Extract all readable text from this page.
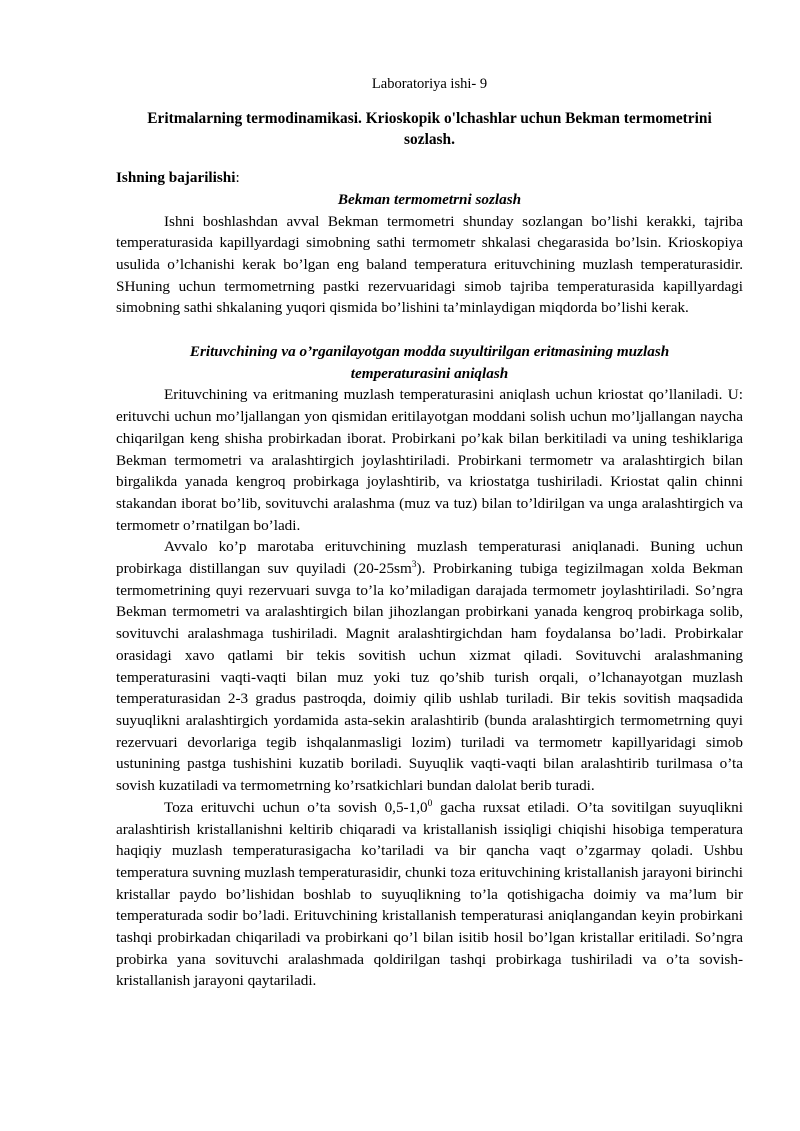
Laboratoriya ishi- 9

Eritmalarning termodinamikasi. Krioskopik o'lchashlar uchun Bekman termometrini sozlash.

Ishning bajarilishi:

Bekman termometrni sozlash

Ishni boshlashdan avval Bekman termometri shunday sozlangan bo’lishi kerakki, tajriba temperaturasida kapillyardagi simobning sathi termometr shkalasi chegarasida bo’lsin. Krioskopiya usulida o’lchanishi kerak bo’lgan eng baland temperatura erituvchining muzlash temperaturasidir. SHuning uchun termometrning pastki rezervuaridagi simob tajriba temperaturasida kapillyardagi simobning sathi shkalaning yuqori qismida bo’lishini ta’minlaydigan miqdorda bo’lishi kerak.

Erituvchining va o’rganilayotgan modda suyultirilgan eritmasining muzlash

temperaturasini aniqlash

Erituvchining va eritmaning muzlash temperaturasini aniqlash uchun kriostat qo’llaniladi. U: erituvchi uchun mo’ljallangan yon qismidan eritilayotgan moddani solish uchun mo’ljallangan naycha chiqarilgan keng shisha probirkadan iborat. Probirkani po’kak bilan berkitiladi va uning teshiklariga Bekman termometri va aralashtirgich joylashtiriladi. Probirkani termometr va aralashtirgich bilan birgalikda yanada kengroq probirkaga joylashtirib, va kriostatga tushiriladi. Kriostat qalin chinni stakandan iborat bo’lib, sovituvchi aralashma (muz va tuz) bilan to’ldirilgan va unga aralashtirgich va termometr o’rnatilgan bo’ladi.

Avvalo ko’p marotaba erituvchining muzlash temperaturasi aniqlanadi. Buning uchun probirkaga distillangan suv quyiladi $(20-25sm^3)$. Probirkaning tubiga tegizilmagan xolda Bekman termometrining quyi rezervuari suvga to’la ko’miladigan darajada termometr joylashtiriladi. So’ngra Bekman termometri va aralashtirgich bilan jihozlangan probirkani yanada kengroq probirkaga solib, sovituvchi aralashmaga tushiriladi. Magnit aralashtirgichdan ham foydalansa bo’ladi. Probirkalar orasidagi xavo qatlami bir tekis sovitish uchun xizmat qiladi. Sovituvchi aralashmaning temperaturasini vaqti-vaqti bilan muz yoki tuz qo’shib turish orqali, o’lchanayotgan muzlash temperaturasidan 2-3 gradus pastroqda, doimiy qilib ushlab turiladi. Bir tekis sovitish maqsadida suyuqlikni aralashtirgich yordamida asta-sekin aralashtirib (bunda aralashtirgich termometrning quyi rezervuari devorlariga tegib ishqalanmasligi lozim) turiladi va termometr kapillyaridagi simob ustunining pastga tushishini kuzatib boriladi. Suyuqlik vaqti-vaqti bilan aralashtirib turilmasa o’ta sovish kuzatiladi va termometrning ko’rsatkichlari bundan dalolat berib turadi.

Toza erituvchi uchun o’ta sovish $0,5-1,0^0$ gacha ruxsat etiladi. O’ta sovitilgan suyuqlikni aralashtirish kristallanishni keltirib chiqaradi va kristallanish issiqligi chiqishi hisobiga temperatura haqiqiy muzlash temperaturasigacha ko’tariladi va bir qancha vaqt o’zgarmay qoladi. Ushbu temperatura suvning muzlash temperaturasidir, chunki toza erituvchining kristallanish jarayoni birinchi kristallar paydo bo’lishidan boshlab to suyuqlikning to’la qotishigacha doimiy va ma’lum bir temperaturada sodir bo’ladi. Erituvchining kristallanish temperaturasi aniqlangandan keyin probirkani tashqi probirkadan chiqariladi va probirkani qo’l bilan isitib hosil bo’lgan kristallar eritiladi. So’ngra probirka yana sovituvchi aralashmada qoldirilgan tashqi probirkaga tushiriladi va o’ta sovish-kristallanish jarayoni qaytariladi.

Task goal
Filter the data, keeping only the lines that contain "sozlash".

Written reply
Eritmalarning termodinamikasi. Krioskopik o'lchashlar uchun Bekman termometrini sozlash.
Bekman termometrni sozlash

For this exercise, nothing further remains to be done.